Dataset items
— Begin —

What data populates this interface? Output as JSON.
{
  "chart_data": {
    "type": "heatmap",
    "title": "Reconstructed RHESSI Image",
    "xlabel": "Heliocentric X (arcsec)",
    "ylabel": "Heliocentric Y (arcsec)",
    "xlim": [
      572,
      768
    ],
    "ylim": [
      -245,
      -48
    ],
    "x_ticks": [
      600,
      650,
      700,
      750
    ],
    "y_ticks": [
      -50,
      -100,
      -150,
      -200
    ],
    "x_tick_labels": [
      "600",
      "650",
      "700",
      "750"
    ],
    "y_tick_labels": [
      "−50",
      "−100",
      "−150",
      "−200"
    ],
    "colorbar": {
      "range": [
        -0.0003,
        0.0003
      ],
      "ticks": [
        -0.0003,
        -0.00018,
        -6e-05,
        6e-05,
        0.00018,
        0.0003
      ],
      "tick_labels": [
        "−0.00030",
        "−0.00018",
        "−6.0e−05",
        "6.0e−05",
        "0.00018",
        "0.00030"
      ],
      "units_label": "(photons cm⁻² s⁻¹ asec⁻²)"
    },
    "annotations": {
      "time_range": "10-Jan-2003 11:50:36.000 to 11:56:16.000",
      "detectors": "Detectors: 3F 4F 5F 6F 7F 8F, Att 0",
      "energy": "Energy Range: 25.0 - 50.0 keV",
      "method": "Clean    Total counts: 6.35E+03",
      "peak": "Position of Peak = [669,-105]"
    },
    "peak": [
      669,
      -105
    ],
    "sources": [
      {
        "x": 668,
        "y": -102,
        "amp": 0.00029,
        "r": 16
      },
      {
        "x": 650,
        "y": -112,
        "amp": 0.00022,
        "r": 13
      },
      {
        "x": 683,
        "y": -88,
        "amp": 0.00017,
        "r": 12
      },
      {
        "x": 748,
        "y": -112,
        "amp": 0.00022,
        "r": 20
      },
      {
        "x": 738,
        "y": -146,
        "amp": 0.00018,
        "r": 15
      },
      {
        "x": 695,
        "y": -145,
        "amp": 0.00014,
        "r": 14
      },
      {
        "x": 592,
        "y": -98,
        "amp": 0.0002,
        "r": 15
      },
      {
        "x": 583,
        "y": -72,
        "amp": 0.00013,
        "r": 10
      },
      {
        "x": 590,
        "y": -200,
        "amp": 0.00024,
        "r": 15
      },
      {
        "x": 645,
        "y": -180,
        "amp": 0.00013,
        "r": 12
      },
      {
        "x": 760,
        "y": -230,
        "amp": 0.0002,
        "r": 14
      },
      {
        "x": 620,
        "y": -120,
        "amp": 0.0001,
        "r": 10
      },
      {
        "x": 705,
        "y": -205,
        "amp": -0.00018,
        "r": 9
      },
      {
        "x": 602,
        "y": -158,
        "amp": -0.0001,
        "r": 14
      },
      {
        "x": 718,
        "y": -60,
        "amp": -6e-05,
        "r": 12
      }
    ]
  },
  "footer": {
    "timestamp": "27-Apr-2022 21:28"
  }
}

— End —

Work required —
Write out all of the records above exactly as they appear.

Solution below —
What data populates this interface? Output as JSON.
{
  "chart_data": {
    "type": "heatmap",
    "title": "Reconstructed RHESSI Image",
    "xlabel": "Heliocentric X (arcsec)",
    "ylabel": "Heliocentric Y (arcsec)",
    "xlim": [
      572,
      768
    ],
    "ylim": [
      -245,
      -48
    ],
    "x_ticks": [
      600,
      650,
      700,
      750
    ],
    "y_ticks": [
      -50,
      -100,
      -150,
      -200
    ],
    "x_tick_labels": [
      "600",
      "650",
      "700",
      "750"
    ],
    "y_tick_labels": [
      "−50",
      "−100",
      "−150",
      "−200"
    ],
    "colorbar": {
      "range": [
        -0.0003,
        0.0003
      ],
      "ticks": [
        -0.0003,
        -0.00018,
        -6e-05,
        6e-05,
        0.00018,
        0.0003
      ],
      "tick_labels": [
        "−0.00030",
        "−0.00018",
        "−6.0e−05",
        "6.0e−05",
        "0.00018",
        "0.00030"
      ],
      "units_label": "(photons cm⁻² s⁻¹ asec⁻²)"
    },
    "annotations": {
      "time_range": "10-Jan-2003 11:50:36.000 to 11:56:16.000",
      "detectors": "Detectors: 3F 4F 5F 6F 7F 8F, Att 0",
      "energy": "Energy Range: 25.0 - 50.0 keV",
      "method": "Clean    Total counts: 6.35E+03",
      "peak": "Position of Peak = [669,-105]"
    },
    "peak": [
      669,
      -105
    ],
    "sources": [
      {
        "x": 668,
        "y": -102,
        "amp": 0.00029,
        "r": 16
      },
      {
        "x": 650,
        "y": -112,
        "amp": 0.00022,
        "r": 13
      },
      {
        "x": 683,
        "y": -88,
        "amp": 0.00017,
        "r": 12
      },
      {
        "x": 748,
        "y": -112,
        "amp": 0.00022,
        "r": 20
      },
      {
        "x": 738,
        "y": -146,
        "amp": 0.00018,
        "r": 15
      },
      {
        "x": 695,
        "y": -145,
        "amp": 0.00014,
        "r": 14
      },
      {
        "x": 592,
        "y": -98,
        "amp": 0.0002,
        "r": 15
      },
      {
        "x": 583,
        "y": -72,
        "amp": 0.00013,
        "r": 10
      },
      {
        "x": 590,
        "y": -200,
        "amp": 0.00024,
        "r": 15
      },
      {
        "x": 645,
        "y": -180,
        "amp": 0.00013,
        "r": 12
      },
      {
        "x": 760,
        "y": -230,
        "amp": 0.0002,
        "r": 14
      },
      {
        "x": 620,
        "y": -120,
        "amp": 0.0001,
        "r": 10
      },
      {
        "x": 705,
        "y": -205,
        "amp": -0.00018,
        "r": 9
      },
      {
        "x": 602,
        "y": -158,
        "amp": -0.0001,
        "r": 14
      },
      {
        "x": 718,
        "y": -60,
        "amp": -6e-05,
        "r": 12
      }
    ]
  },
  "footer": {
    "timestamp": "27-Apr-2022 21:28"
  }
}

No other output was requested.